* Start Text to read *

LinuxLists.cc - [PATCH] bcache: add REQ_FUA to avoid data lost in writeback mode

2019-12-02 10:26:29

Subject: [PATCH] bcache: add REQ_FUA to avoid data lost in writeback mode

data may lost when in the follow scene of writeback mode:
1. client write data1 to bcache
2. client fdatasync
3. bcache flush cache set and backing device
if now data1 was not writed back to backing, it was only guaranteed safe in cache.
4.then cache writeback data1 to backing with only REQ_OP_WRITE
So data1 was not guaranteed in non-volatile storage, it may lost if power interruption

Signed-off-by: kungf <[email protected]>
---
drivers/md/bcache/writeback.c | 2 +-
1 file changed, 1 insertion(+), 1 deletion(-)

diff --git a/drivers/md/bcache/writeback.c b/drivers/md/bcache/writeback.c
index 4a40f9eadeaf..e5cecb60569e 100644
--- a/drivers/md/bcache/writeback.c
+++ b/drivers/md/bcache/writeback.c
@@ -357,7 +357,7 @@ static void write_dirty(struct closure *cl)
*/
if (KEY_DIRTY(&w->key)) {
dirty_init(w);
- bio_set_op_attrs(&io->bio, REQ_OP_WRITE, 0);
+ bio_set_op_attrs(&io->bio, REQ_OP_WRITE | REQ_FUA, 0);
io->bio.bi_iter.bi_sector = KEY_START(&w->key);
bio_set_dev(&io->bio, io->dc->bdev);
io->bio.bi_end_io = dirty_endio;
--
2.17.1

2019-12-02 11:11:44

by Coly Li

[permalink] [raw]

Subject: Re: [PATCH] bcache: add REQ_FUA to avoid data lost in writeback mode

On 2019/12/2 6:24 下午, kungf wrote:
> data may lost when in the follow scene of writeback mode:
> 1. client write data1 to bcache
> 2. client fdatasync
> 3. bcache flush cache set and backing device
> if now data1 was not writed back to backing, it was only guaranteed safe in cache.
> 4.then cache writeback data1 to backing with only REQ_OP_WRITE
> So data1 was not guaranteed in non-volatile storage, it may lost if power interruption
>

Hi,

Do you encounter such problem in real work load ? With bcache journal, I
don't see the possibility of data lost with your description.

Correct me if I am wrong.

Coly Li

> Signed-off-by: kungf <[email protected]>
> ---
> drivers/md/bcache/writeback.c | 2 +-
> 1 file changed, 1 insertion(+), 1 deletion(-)
>
> diff --git a/drivers/md/bcache/writeback.c b/drivers/md/bcache/writeback.c
> index 4a40f9eadeaf..e5cecb60569e 100644
> --- a/drivers/md/bcache/writeback.c
> +++ b/drivers/md/bcache/writeback.c
> @@ -357,7 +357,7 @@ static void write_dirty(struct closure *cl)

* End Text to read *
* Start Records *

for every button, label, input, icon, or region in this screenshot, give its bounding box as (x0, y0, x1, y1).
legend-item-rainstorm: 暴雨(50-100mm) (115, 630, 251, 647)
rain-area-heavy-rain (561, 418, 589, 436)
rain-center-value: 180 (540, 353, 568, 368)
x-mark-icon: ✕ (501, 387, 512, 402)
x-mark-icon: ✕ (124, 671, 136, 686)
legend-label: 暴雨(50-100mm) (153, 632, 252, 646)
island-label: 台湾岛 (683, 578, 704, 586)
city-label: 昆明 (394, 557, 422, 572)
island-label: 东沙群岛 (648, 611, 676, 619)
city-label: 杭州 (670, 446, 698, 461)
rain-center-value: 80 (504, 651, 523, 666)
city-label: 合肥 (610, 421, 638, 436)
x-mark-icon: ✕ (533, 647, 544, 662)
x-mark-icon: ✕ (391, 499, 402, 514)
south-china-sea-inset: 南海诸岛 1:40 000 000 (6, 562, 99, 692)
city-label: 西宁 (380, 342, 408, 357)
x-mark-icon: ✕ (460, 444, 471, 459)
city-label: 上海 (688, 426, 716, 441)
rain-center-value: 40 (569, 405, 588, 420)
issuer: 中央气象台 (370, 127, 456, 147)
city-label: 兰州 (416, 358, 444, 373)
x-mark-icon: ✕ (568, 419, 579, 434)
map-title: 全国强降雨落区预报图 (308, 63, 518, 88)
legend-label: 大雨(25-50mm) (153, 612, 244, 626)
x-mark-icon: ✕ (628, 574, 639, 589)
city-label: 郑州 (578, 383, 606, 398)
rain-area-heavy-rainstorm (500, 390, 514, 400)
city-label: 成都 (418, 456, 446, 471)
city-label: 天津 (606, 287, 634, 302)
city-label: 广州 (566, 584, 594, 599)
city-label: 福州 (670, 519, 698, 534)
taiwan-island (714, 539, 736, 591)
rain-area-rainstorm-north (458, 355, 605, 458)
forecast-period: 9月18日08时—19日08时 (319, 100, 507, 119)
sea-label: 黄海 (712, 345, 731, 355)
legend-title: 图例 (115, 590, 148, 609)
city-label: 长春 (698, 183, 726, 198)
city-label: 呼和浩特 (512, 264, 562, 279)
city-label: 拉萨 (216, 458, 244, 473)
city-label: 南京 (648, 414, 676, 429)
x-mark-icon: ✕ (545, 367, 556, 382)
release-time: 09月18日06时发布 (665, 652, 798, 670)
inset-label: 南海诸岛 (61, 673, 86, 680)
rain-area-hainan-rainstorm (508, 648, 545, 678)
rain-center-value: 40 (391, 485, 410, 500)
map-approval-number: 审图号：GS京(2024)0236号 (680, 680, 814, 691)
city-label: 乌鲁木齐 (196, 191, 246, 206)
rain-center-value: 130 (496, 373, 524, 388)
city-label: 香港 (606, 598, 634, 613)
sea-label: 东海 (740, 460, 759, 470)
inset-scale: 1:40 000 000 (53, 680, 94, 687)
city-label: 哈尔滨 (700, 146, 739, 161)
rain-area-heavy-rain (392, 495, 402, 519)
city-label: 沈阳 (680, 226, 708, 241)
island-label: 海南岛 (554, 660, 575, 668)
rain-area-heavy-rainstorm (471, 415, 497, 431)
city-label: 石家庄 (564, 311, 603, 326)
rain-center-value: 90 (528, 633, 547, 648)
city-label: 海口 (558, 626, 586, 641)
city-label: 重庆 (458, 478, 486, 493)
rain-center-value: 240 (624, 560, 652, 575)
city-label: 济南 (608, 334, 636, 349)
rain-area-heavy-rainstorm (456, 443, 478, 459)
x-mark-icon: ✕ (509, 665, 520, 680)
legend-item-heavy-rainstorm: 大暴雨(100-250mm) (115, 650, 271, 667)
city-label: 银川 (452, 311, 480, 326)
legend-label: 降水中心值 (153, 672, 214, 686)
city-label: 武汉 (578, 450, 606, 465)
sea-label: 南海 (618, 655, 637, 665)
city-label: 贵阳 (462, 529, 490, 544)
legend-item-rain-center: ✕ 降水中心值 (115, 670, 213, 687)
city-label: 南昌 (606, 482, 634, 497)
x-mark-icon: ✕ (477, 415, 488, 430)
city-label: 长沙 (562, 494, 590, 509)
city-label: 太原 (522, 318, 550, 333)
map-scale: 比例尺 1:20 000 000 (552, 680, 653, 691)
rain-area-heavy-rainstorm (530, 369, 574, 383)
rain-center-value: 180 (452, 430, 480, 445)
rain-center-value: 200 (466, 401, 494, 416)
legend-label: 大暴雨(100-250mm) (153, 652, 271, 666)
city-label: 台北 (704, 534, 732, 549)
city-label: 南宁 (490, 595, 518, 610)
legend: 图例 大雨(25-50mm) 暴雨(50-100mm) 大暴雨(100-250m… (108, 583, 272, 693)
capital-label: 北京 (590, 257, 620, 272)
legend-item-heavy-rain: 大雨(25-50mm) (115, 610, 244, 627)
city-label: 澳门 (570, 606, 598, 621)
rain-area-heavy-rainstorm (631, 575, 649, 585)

* End Records *

## Exercise aim
In the bcache patch thread, list the numbered steps of the writeback-mode scenario in which data may be lost.

## Written solution
1. client write data1 to bcache
2. client fdatasync
3. bcache flush cache set and backing device
4. then cache writeback data1 to backing with only REQ_OP_WRITE